[WHAT IS REQUIRED]
Repeat, without any change, the entries presented below.

[RECORDS PROVIDED]
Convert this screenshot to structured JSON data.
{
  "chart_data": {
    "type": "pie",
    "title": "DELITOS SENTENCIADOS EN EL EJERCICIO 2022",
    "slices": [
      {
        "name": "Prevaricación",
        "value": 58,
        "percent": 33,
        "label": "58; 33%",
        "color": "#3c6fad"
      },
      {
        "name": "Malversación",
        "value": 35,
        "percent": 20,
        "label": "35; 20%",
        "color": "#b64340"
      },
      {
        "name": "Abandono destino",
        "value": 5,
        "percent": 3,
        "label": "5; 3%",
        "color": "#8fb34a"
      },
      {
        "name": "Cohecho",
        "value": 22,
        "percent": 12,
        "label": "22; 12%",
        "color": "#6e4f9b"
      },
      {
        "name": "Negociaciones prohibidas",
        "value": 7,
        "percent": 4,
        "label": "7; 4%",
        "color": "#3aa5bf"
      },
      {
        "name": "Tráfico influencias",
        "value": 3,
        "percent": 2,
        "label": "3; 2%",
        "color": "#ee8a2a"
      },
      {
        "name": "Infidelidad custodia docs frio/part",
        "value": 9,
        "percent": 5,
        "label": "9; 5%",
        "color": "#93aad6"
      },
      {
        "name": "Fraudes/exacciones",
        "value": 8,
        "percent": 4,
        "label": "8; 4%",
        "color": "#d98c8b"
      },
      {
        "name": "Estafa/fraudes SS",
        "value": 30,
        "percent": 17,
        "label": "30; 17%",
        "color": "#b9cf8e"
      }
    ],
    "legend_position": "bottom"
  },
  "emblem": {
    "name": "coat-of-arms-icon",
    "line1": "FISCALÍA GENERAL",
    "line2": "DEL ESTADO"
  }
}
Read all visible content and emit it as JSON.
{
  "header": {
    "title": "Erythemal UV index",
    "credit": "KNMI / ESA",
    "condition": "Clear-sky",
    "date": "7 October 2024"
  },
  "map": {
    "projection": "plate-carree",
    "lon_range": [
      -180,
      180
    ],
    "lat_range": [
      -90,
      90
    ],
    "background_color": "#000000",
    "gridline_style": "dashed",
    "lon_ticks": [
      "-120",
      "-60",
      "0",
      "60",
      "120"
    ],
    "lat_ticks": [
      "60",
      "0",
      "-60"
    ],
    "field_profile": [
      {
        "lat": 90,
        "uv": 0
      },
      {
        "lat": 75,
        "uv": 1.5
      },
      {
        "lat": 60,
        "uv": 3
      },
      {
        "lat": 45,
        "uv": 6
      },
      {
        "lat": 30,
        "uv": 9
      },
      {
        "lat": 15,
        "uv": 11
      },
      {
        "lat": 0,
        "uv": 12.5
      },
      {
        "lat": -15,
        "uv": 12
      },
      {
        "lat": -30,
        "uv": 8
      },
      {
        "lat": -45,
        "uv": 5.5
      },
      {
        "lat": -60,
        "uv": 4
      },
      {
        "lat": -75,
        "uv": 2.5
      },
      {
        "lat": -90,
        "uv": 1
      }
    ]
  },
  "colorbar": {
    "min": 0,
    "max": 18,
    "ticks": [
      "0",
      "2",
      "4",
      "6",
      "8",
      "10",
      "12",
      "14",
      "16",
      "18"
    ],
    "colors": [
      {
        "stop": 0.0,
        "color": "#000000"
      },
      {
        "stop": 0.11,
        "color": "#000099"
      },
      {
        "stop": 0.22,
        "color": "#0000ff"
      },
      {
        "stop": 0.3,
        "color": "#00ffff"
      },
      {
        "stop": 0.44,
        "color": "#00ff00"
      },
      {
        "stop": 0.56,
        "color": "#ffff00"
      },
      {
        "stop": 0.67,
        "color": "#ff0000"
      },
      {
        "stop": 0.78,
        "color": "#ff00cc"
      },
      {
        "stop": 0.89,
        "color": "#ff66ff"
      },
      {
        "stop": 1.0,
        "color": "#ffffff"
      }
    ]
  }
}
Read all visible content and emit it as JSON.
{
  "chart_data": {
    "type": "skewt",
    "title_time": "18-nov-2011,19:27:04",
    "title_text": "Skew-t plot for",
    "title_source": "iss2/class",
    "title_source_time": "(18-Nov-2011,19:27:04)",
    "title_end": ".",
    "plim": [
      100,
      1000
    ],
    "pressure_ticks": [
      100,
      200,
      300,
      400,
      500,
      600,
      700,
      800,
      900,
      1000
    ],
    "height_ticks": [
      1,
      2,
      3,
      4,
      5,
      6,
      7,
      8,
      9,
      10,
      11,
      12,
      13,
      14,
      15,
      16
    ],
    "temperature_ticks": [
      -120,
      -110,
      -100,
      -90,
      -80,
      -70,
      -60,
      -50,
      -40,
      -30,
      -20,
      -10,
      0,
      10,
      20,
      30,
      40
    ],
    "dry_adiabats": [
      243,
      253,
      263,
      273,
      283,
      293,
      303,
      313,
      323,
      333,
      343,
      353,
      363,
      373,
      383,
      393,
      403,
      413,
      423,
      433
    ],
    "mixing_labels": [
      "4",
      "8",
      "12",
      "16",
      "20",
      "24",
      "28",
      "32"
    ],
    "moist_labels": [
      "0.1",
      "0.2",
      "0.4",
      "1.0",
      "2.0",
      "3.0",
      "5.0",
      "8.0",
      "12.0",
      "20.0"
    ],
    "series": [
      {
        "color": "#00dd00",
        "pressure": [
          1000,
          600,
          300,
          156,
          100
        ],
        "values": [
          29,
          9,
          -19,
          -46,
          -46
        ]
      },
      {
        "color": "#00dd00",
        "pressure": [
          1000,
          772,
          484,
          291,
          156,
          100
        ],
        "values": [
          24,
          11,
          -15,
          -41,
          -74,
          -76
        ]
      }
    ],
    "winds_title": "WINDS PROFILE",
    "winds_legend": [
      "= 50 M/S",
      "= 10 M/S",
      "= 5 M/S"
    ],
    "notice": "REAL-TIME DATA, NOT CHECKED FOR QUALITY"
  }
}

[RESPONSE BELOW]
Convert this screenshot to structured JSON data.
{
  "chart_data": {
    "type": "pie",
    "title": "DELITOS SENTENCIADOS EN EL EJERCICIO 2022",
    "slices": [
      {
        "name": "Prevaricación",
        "value": 58,
        "percent": 33,
        "label": "58; 33%",
        "color": "#3c6fad"
      },
      {
        "name": "Malversación",
        "value": 35,
        "percent": 20,
        "label": "35; 20%",
        "color": "#b64340"
      },
      {
        "name": "Abandono destino",
        "value": 5,
        "percent": 3,
        "label": "5; 3%",
        "color": "#8fb34a"
      },
      {
        "name": "Cohecho",
        "value": 22,
        "percent": 12,
        "label": "22; 12%",
        "color": "#6e4f9b"
      },
      {
        "name": "Negociaciones prohibidas",
        "value": 7,
        "percent": 4,
        "label": "7; 4%",
        "color": "#3aa5bf"
      },
      {
        "name": "Tráfico influencias",
        "value": 3,
        "percent": 2,
        "label": "3; 2%",
        "color": "#ee8a2a"
      },
      {
        "name": "Infidelidad custodia docs frio/part",
        "value": 9,
        "percent": 5,
        "label": "9; 5%",
        "color": "#93aad6"
      },
      {
        "name": "Fraudes/exacciones",
        "value": 8,
        "percent": 4,
        "label": "8; 4%",
        "color": "#d98c8b"
      },
      {
        "name": "Estafa/fraudes SS",
        "value": 30,
        "percent": 17,
        "label": "30; 17%",
        "color": "#b9cf8e"
      }
    ],
    "legend_position": "bottom"
  },
  "emblem": {
    "name": "coat-of-arms-icon",
    "line1": "FISCALÍA GENERAL",
    "line2": "DEL ESTADO"
  }
}
Read all visible content and emit it as JSON.
{
  "header": {
    "title": "Erythemal UV index",
    "credit": "KNMI / ESA",
    "condition": "Clear-sky",
    "date": "7 October 2024"
  },
  "map": {
    "projection": "plate-carree",
    "lon_range": [
      -180,
      180
    ],
    "lat_range": [
      -90,
      90
    ],
    "background_color": "#000000",
    "gridline_style": "dashed",
    "lon_ticks": [
      "-120",
      "-60",
      "0",
      "60",
      "120"
    ],
    "lat_ticks": [
      "60",
      "0",
      "-60"
    ],
    "field_profile": [
      {
        "lat": 90,
        "uv": 0
      },
      {
        "lat": 75,
        "uv": 1.5
      },
      {
        "lat": 60,
        "uv": 3
      },
      {
        "lat": 45,
        "uv": 6
      },
      {
        "lat": 30,
        "uv": 9
      },
      {
        "lat": 15,
        "uv": 11
      },
      {
        "lat": 0,
        "uv": 12.5
      },
      {
        "lat": -15,
        "uv": 12
      },
      {
        "lat": -30,
        "uv": 8
      },
      {
        "lat": -45,
        "uv": 5.5
      },
      {
        "lat": -60,
        "uv": 4
      },
      {
        "lat": -75,
        "uv": 2.5
      },
      {
        "lat": -90,
        "uv": 1
      }
    ]
  },
  "colorbar": {
    "min": 0,
    "max": 18,
    "ticks": [
      "0",
      "2",
      "4",
      "6",
      "8",
      "10",
      "12",
      "14",
      "16",
      "18"
    ],
    "colors": [
      {
        "stop": 0.0,
        "color": "#000000"
      },
      {
        "stop": 0.11,
        "color": "#000099"
      },
      {
        "stop": 0.22,
        "color": "#0000ff"
      },
      {
        "stop": 0.3,
        "color": "#00ffff"
      },
      {
        "stop": 0.44,
        "color": "#00ff00"
      },
      {
        "stop": 0.56,
        "color": "#ffff00"
      },
      {
        "stop": 0.67,
        "color": "#ff0000"
      },
      {
        "stop": 0.78,
        "color": "#ff00cc"
      },
      {
        "stop": 0.89,
        "color": "#ff66ff"
      },
      {
        "stop": 1.0,
        "color": "#ffffff"
      }
    ]
  }
}
Read all visible content and emit it as JSON.
{
  "chart_data": {
    "type": "skewt",
    "title_time": "18-nov-2011,19:27:04",
    "title_text": "Skew-t plot for",
    "title_source": "iss2/class",
    "title_source_time": "(18-Nov-2011,19:27:04)",
    "title_end": ".",
    "plim": [
      100,
      1000
    ],
    "pressure_ticks": [
      100,
      200,
      300,
      400,
      500,
      600,
      700,
      800,
      900,
      1000
    ],
    "height_ticks": [
      1,
      2,
      3,
      4,
      5,
      6,
      7,
      8,
      9,
      10,
      11,
      12,
      13,
      14,
      15,
      16
    ],
    "temperature_ticks": [
      -120,
      -110,
      -100,
      -90,
      -80,
      -70,
      -60,
      -50,
      -40,
      -30,
      -20,
      -10,
      0,
      10,
      20,
      30,
      40
    ],
    "dry_adiabats": [
      243,
      253,
      263,
      273,
      283,
      293,
      303,
      313,
      323,
      333,
      343,
      353,
      363,
      373,
      383,
      393,
      403,
      413,
      423,
      433
    ],
    "mixing_labels": [
      "4",
      "8",
      "12",
      "16",
      "20",
      "24",
      "28",
      "32"
    ],
    "moist_labels": [
      "0.1",
      "0.2",
      "0.4",
      "1.0",
      "2.0",
      "3.0",
      "5.0",
      "8.0",
      "12.0",
      "20.0"
    ],
    "series": [
      {
        "color": "#00dd00",
        "pressure": [
          1000,
          600,
          300,
          156,
          100
        ],
        "values": [
          29,
          9,
          -19,
          -46,
          -46
        ]
      },
      {
        "color": "#00dd00",
        "pressure": [
          1000,
          772,
          484,
          291,
          156,
          100
        ],
        "values": [
          24,
          11,
          -15,
          -41,
          -74,
          -76
        ]
      }
    ],
    "winds_title": "WINDS PROFILE",
    "winds_legend": [
      "= 50 M/S",
      "= 10 M/S",
      "= 5 M/S"
    ],
    "notice": "REAL-TIME DATA, NOT CHECKED FOR QUALITY"
  }
}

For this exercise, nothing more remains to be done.